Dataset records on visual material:
■ ■ ■ ■

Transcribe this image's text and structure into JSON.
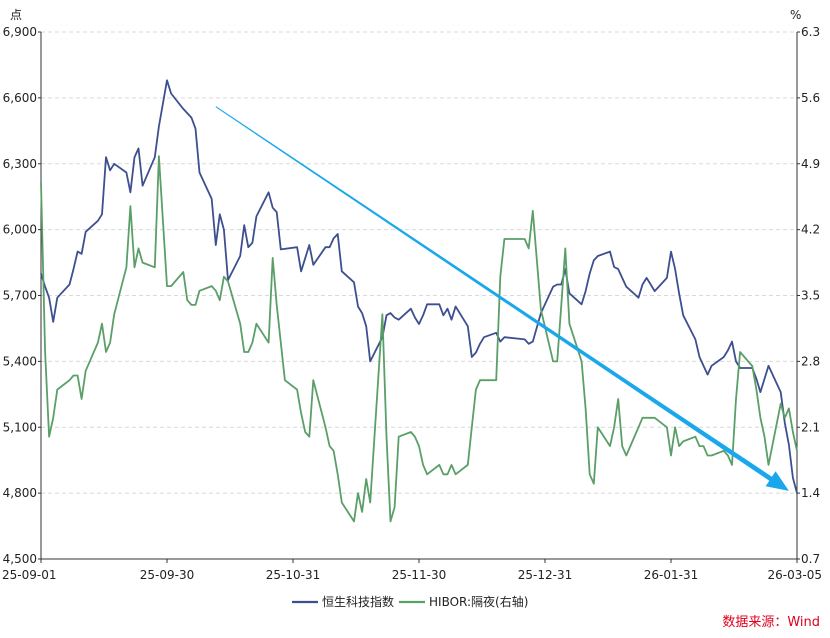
{
  "chart_data": {
    "type": "line",
    "title": "",
    "left_unit": "点",
    "right_unit": "%",
    "x_tick_labels": [
      "25-09-01",
      "25-09-30",
      "25-10-31",
      "25-11-30",
      "25-12-31",
      "26-01-31",
      "26-03-05"
    ],
    "y_left": {
      "lim": [
        4500,
        6900
      ],
      "ticks": [
        4500,
        4800,
        5100,
        5400,
        5700,
        6000,
        6300,
        6600,
        6900
      ],
      "tick_labels": [
        "4,500",
        "4,800",
        "5,100",
        "5,400",
        "5,700",
        "6,000",
        "6,300",
        "6,600",
        "6,900"
      ]
    },
    "y_right": {
      "lim": [
        0.7,
        6.3
      ],
      "ticks": [
        0.7,
        1.4,
        2.1,
        2.8,
        3.5,
        4.2,
        4.9,
        5.6,
        6.3
      ],
      "tick_labels": [
        "0.7",
        "1.4",
        "2.1",
        "2.8",
        "3.5",
        "4.2",
        "4.9",
        "5.6",
        "6.3"
      ]
    },
    "grid": true,
    "legend_position": "bottom-center",
    "series": [
      {
        "name": "恒生科技指数",
        "axis": "left",
        "color": "#3d4f8f",
        "points": [
          [
            "2025-09-01",
            5800
          ],
          [
            "2025-09-02",
            5740
          ],
          [
            "2025-09-03",
            5690
          ],
          [
            "2025-09-04",
            5580
          ],
          [
            "2025-09-05",
            5690
          ],
          [
            "2025-09-08",
            5750
          ],
          [
            "2025-09-09",
            5820
          ],
          [
            "2025-09-10",
            5900
          ],
          [
            "2025-09-11",
            5890
          ],
          [
            "2025-09-12",
            5990
          ],
          [
            "2025-09-15",
            6040
          ],
          [
            "2025-09-16",
            6070
          ],
          [
            "2025-09-17",
            6330
          ],
          [
            "2025-09-18",
            6270
          ],
          [
            "2025-09-19",
            6300
          ],
          [
            "2025-09-22",
            6260
          ],
          [
            "2025-09-23",
            6170
          ],
          [
            "2025-09-24",
            6330
          ],
          [
            "2025-09-25",
            6370
          ],
          [
            "2025-09-26",
            6200
          ],
          [
            "2025-09-29",
            6330
          ],
          [
            "2025-09-30",
            6470
          ],
          [
            "2025-10-02",
            6680
          ],
          [
            "2025-10-03",
            6620
          ],
          [
            "2025-10-06",
            6550
          ],
          [
            "2025-10-08",
            6510
          ],
          [
            "2025-10-09",
            6460
          ],
          [
            "2025-10-10",
            6260
          ],
          [
            "2025-10-13",
            6140
          ],
          [
            "2025-10-14",
            5930
          ],
          [
            "2025-10-15",
            6070
          ],
          [
            "2025-10-16",
            6000
          ],
          [
            "2025-10-17",
            5770
          ],
          [
            "2025-10-20",
            5880
          ],
          [
            "2025-10-21",
            6020
          ],
          [
            "2025-10-22",
            5920
          ],
          [
            "2025-10-23",
            5940
          ],
          [
            "2025-10-24",
            6060
          ],
          [
            "2025-10-27",
            6170
          ],
          [
            "2025-10-28",
            6100
          ],
          [
            "2025-10-29",
            6080
          ],
          [
            "2025-10-30",
            5910
          ],
          [
            "2025-11-03",
            5920
          ],
          [
            "2025-11-04",
            5810
          ],
          [
            "2025-11-05",
            5870
          ],
          [
            "2025-11-06",
            5930
          ],
          [
            "2025-11-07",
            5840
          ],
          [
            "2025-11-10",
            5920
          ],
          [
            "2025-11-11",
            5920
          ],
          [
            "2025-11-12",
            5960
          ],
          [
            "2025-11-13",
            5980
          ],
          [
            "2025-11-14",
            5810
          ],
          [
            "2025-11-17",
            5760
          ],
          [
            "2025-11-18",
            5650
          ],
          [
            "2025-11-19",
            5620
          ],
          [
            "2025-11-20",
            5560
          ],
          [
            "2025-11-21",
            5400
          ],
          [
            "2025-11-24",
            5510
          ],
          [
            "2025-11-25",
            5610
          ],
          [
            "2025-11-26",
            5620
          ],
          [
            "2025-11-27",
            5600
          ],
          [
            "2025-11-28",
            5590
          ],
          [
            "2025-12-01",
            5640
          ],
          [
            "2025-12-02",
            5600
          ],
          [
            "2025-12-03",
            5570
          ],
          [
            "2025-12-04",
            5610
          ],
          [
            "2025-12-05",
            5660
          ],
          [
            "2025-12-08",
            5660
          ],
          [
            "2025-12-09",
            5610
          ],
          [
            "2025-12-10",
            5640
          ],
          [
            "2025-12-11",
            5590
          ],
          [
            "2025-12-12",
            5650
          ],
          [
            "2025-12-15",
            5560
          ],
          [
            "2025-12-16",
            5420
          ],
          [
            "2025-12-17",
            5440
          ],
          [
            "2025-12-18",
            5480
          ],
          [
            "2025-12-19",
            5510
          ],
          [
            "2025-12-22",
            5530
          ],
          [
            "2025-12-23",
            5490
          ],
          [
            "2025-12-24",
            5510
          ],
          [
            "2025-12-29",
            5500
          ],
          [
            "2025-12-30",
            5480
          ],
          [
            "2025-12-31",
            5490
          ],
          [
            "2026-01-02",
            5620
          ],
          [
            "2026-01-05",
            5740
          ],
          [
            "2026-01-06",
            5750
          ],
          [
            "2026-01-07",
            5750
          ],
          [
            "2026-01-08",
            5820
          ],
          [
            "2026-01-09",
            5710
          ],
          [
            "2026-01-12",
            5660
          ],
          [
            "2026-01-13",
            5720
          ],
          [
            "2026-01-14",
            5800
          ],
          [
            "2026-01-15",
            5860
          ],
          [
            "2026-01-16",
            5880
          ],
          [
            "2026-01-19",
            5900
          ],
          [
            "2026-01-20",
            5830
          ],
          [
            "2026-01-21",
            5820
          ],
          [
            "2026-01-22",
            5780
          ],
          [
            "2026-01-23",
            5740
          ],
          [
            "2026-01-26",
            5690
          ],
          [
            "2026-01-27",
            5750
          ],
          [
            "2026-01-28",
            5780
          ],
          [
            "2026-01-29",
            5750
          ],
          [
            "2026-01-30",
            5720
          ],
          [
            "2026-02-02",
            5780
          ],
          [
            "2026-02-03",
            5900
          ],
          [
            "2026-02-04",
            5820
          ],
          [
            "2026-02-05",
            5710
          ],
          [
            "2026-02-06",
            5610
          ],
          [
            "2026-02-09",
            5500
          ],
          [
            "2026-02-10",
            5420
          ],
          [
            "2026-02-11",
            5380
          ],
          [
            "2026-02-12",
            5340
          ],
          [
            "2026-02-13",
            5380
          ],
          [
            "2026-02-16",
            5420
          ],
          [
            "2026-02-17",
            5450
          ],
          [
            "2026-02-18",
            5490
          ],
          [
            "2026-02-19",
            5400
          ],
          [
            "2026-02-20",
            5370
          ],
          [
            "2026-02-23",
            5370
          ],
          [
            "2026-02-24",
            5320
          ],
          [
            "2026-02-25",
            5260
          ],
          [
            "2026-02-26",
            5320
          ],
          [
            "2026-02-27",
            5380
          ],
          [
            "2026-03-02",
            5260
          ],
          [
            "2026-03-03",
            5120
          ],
          [
            "2026-03-04",
            5020
          ],
          [
            "2026-03-05",
            4870
          ],
          [
            "2026-03-06",
            4800
          ]
        ]
      },
      {
        "name": "HIBOR:隔夜(右轴)",
        "axis": "right",
        "color": "#5a9f68",
        "points": [
          [
            "2025-09-01",
            4.7
          ],
          [
            "2025-09-02",
            2.9
          ],
          [
            "2025-09-03",
            2.0
          ],
          [
            "2025-09-04",
            2.2
          ],
          [
            "2025-09-05",
            2.5
          ],
          [
            "2025-09-08",
            2.6
          ],
          [
            "2025-09-09",
            2.65
          ],
          [
            "2025-09-10",
            2.65
          ],
          [
            "2025-09-11",
            2.4
          ],
          [
            "2025-09-12",
            2.7
          ],
          [
            "2025-09-15",
            3.0
          ],
          [
            "2025-09-16",
            3.2
          ],
          [
            "2025-09-17",
            2.9
          ],
          [
            "2025-09-18",
            3.0
          ],
          [
            "2025-09-19",
            3.3
          ],
          [
            "2025-09-22",
            3.8
          ],
          [
            "2025-09-23",
            4.45
          ],
          [
            "2025-09-24",
            3.8
          ],
          [
            "2025-09-25",
            4.0
          ],
          [
            "2025-09-26",
            3.85
          ],
          [
            "2025-09-29",
            3.8
          ],
          [
            "2025-09-30",
            4.98
          ],
          [
            "2025-10-02",
            3.6
          ],
          [
            "2025-10-03",
            3.6
          ],
          [
            "2025-10-06",
            3.75
          ],
          [
            "2025-10-07",
            3.45
          ],
          [
            "2025-10-08",
            3.4
          ],
          [
            "2025-10-09",
            3.4
          ],
          [
            "2025-10-10",
            3.55
          ],
          [
            "2025-10-13",
            3.6
          ],
          [
            "2025-10-14",
            3.55
          ],
          [
            "2025-10-15",
            3.45
          ],
          [
            "2025-10-16",
            3.7
          ],
          [
            "2025-10-17",
            3.65
          ],
          [
            "2025-10-20",
            3.2
          ],
          [
            "2025-10-21",
            2.9
          ],
          [
            "2025-10-22",
            2.9
          ],
          [
            "2025-10-23",
            3.0
          ],
          [
            "2025-10-24",
            3.2
          ],
          [
            "2025-10-27",
            3.0
          ],
          [
            "2025-10-28",
            3.9
          ],
          [
            "2025-10-29",
            3.4
          ],
          [
            "2025-10-30",
            3.0
          ],
          [
            "2025-10-31",
            2.6
          ],
          [
            "2025-11-03",
            2.5
          ],
          [
            "2025-11-04",
            2.25
          ],
          [
            "2025-11-05",
            2.05
          ],
          [
            "2025-11-06",
            2.0
          ],
          [
            "2025-11-07",
            2.6
          ],
          [
            "2025-11-10",
            2.1
          ],
          [
            "2025-11-11",
            1.9
          ],
          [
            "2025-11-12",
            1.85
          ],
          [
            "2025-11-13",
            1.6
          ],
          [
            "2025-11-14",
            1.3
          ],
          [
            "2025-11-17",
            1.1
          ],
          [
            "2025-11-18",
            1.4
          ],
          [
            "2025-11-19",
            1.2
          ],
          [
            "2025-11-20",
            1.55
          ],
          [
            "2025-11-21",
            1.3
          ],
          [
            "2025-11-24",
            3.3
          ],
          [
            "2025-11-25",
            2.0
          ],
          [
            "2025-11-26",
            1.1
          ],
          [
            "2025-11-27",
            1.25
          ],
          [
            "2025-11-28",
            2.0
          ],
          [
            "2025-12-01",
            2.05
          ],
          [
            "2025-12-02",
            2.0
          ],
          [
            "2025-12-03",
            1.9
          ],
          [
            "2025-12-04",
            1.7
          ],
          [
            "2025-12-05",
            1.6
          ],
          [
            "2025-12-08",
            1.7
          ],
          [
            "2025-12-09",
            1.6
          ],
          [
            "2025-12-10",
            1.6
          ],
          [
            "2025-12-11",
            1.7
          ],
          [
            "2025-12-12",
            1.6
          ],
          [
            "2025-12-15",
            1.7
          ],
          [
            "2025-12-16",
            2.1
          ],
          [
            "2025-12-17",
            2.5
          ],
          [
            "2025-12-18",
            2.6
          ],
          [
            "2025-12-19",
            2.6
          ],
          [
            "2025-12-22",
            2.6
          ],
          [
            "2025-12-23",
            3.7
          ],
          [
            "2025-12-24",
            4.1
          ],
          [
            "2025-12-29",
            4.1
          ],
          [
            "2025-12-30",
            4.0
          ],
          [
            "2025-12-31",
            4.4
          ],
          [
            "2026-01-02",
            3.35
          ],
          [
            "2026-01-05",
            2.8
          ],
          [
            "2026-01-06",
            2.8
          ],
          [
            "2026-01-07",
            3.4
          ],
          [
            "2026-01-08",
            4.0
          ],
          [
            "2026-01-09",
            3.2
          ],
          [
            "2026-01-12",
            2.8
          ],
          [
            "2026-01-13",
            2.3
          ],
          [
            "2026-01-14",
            1.6
          ],
          [
            "2026-01-15",
            1.5
          ],
          [
            "2026-01-16",
            2.1
          ],
          [
            "2026-01-19",
            1.9
          ],
          [
            "2026-01-20",
            2.1
          ],
          [
            "2026-01-21",
            2.4
          ],
          [
            "2026-01-22",
            1.9
          ],
          [
            "2026-01-23",
            1.8
          ],
          [
            "2026-01-26",
            2.1
          ],
          [
            "2026-01-27",
            2.2
          ],
          [
            "2026-01-28",
            2.2
          ],
          [
            "2026-01-29",
            2.2
          ],
          [
            "2026-01-30",
            2.2
          ],
          [
            "2026-02-02",
            2.1
          ],
          [
            "2026-02-03",
            1.8
          ],
          [
            "2026-02-04",
            2.1
          ],
          [
            "2026-02-05",
            1.9
          ],
          [
            "2026-02-06",
            1.95
          ],
          [
            "2026-02-09",
            2.0
          ],
          [
            "2026-02-10",
            1.9
          ],
          [
            "2026-02-11",
            1.9
          ],
          [
            "2026-02-12",
            1.8
          ],
          [
            "2026-02-13",
            1.8
          ],
          [
            "2026-02-16",
            1.85
          ],
          [
            "2026-02-17",
            1.8
          ],
          [
            "2026-02-18",
            1.7
          ],
          [
            "2026-02-19",
            2.4
          ],
          [
            "2026-02-20",
            2.9
          ],
          [
            "2026-02-23",
            2.75
          ],
          [
            "2026-02-24",
            2.5
          ],
          [
            "2026-02-25",
            2.2
          ],
          [
            "2026-02-26",
            2.0
          ],
          [
            "2026-02-27",
            1.7
          ],
          [
            "2026-03-02",
            2.35
          ],
          [
            "2026-03-03",
            2.2
          ],
          [
            "2026-03-04",
            2.3
          ],
          [
            "2026-03-05",
            2.05
          ],
          [
            "2026-03-06",
            1.85
          ]
        ]
      }
    ],
    "annotations": [
      {
        "type": "arrow",
        "color": "#1aa7ec",
        "from": [
          "2025-10-14",
          6560
        ],
        "to": [
          "2026-03-04",
          4810
        ],
        "direction": "downward trend"
      }
    ]
  },
  "legend": {
    "item1": "恒生科技指数",
    "item2": "HIBOR:隔夜(右轴)"
  },
  "source": {
    "text": "数据来源：Wind",
    "color": "#e0001b"
  }
}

■ ■ ■ ■

**TASK GOAL**
List the lines of the material in which the word "color" occurs.

**CORRECT OUTPUT**
        "color": "#3d4f8f",
        "color": "#5a9f68",
        "color": "#1aa7ec",
    "color": "#e0001b"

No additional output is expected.